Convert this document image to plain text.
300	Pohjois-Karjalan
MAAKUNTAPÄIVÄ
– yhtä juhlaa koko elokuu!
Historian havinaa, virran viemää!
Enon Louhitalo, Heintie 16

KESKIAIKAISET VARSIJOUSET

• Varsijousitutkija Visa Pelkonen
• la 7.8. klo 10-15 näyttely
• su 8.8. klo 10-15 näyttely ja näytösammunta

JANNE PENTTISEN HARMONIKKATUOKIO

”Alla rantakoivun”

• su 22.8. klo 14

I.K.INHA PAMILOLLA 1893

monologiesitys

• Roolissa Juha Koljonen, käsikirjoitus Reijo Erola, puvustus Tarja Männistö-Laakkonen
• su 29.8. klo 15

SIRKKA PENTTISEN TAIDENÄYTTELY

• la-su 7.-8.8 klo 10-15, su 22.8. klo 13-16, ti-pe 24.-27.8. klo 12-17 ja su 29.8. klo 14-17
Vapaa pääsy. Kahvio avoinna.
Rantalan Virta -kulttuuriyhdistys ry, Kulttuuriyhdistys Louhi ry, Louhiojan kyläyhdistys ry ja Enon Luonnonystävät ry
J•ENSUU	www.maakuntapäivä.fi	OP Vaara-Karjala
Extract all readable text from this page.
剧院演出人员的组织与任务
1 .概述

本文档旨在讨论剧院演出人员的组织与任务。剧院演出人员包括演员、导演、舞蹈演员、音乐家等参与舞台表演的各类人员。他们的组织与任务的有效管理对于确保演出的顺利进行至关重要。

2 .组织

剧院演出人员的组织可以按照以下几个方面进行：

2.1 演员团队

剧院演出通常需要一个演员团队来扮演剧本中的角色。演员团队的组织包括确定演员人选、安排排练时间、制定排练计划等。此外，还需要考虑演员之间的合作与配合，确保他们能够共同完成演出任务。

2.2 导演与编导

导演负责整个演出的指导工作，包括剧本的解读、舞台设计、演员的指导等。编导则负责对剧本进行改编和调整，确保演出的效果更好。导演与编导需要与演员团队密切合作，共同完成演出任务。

Problem
Find the lines containing "text" and pull them out.

Full answer
Convert this document image to plain text.
Extract all readable text from this page.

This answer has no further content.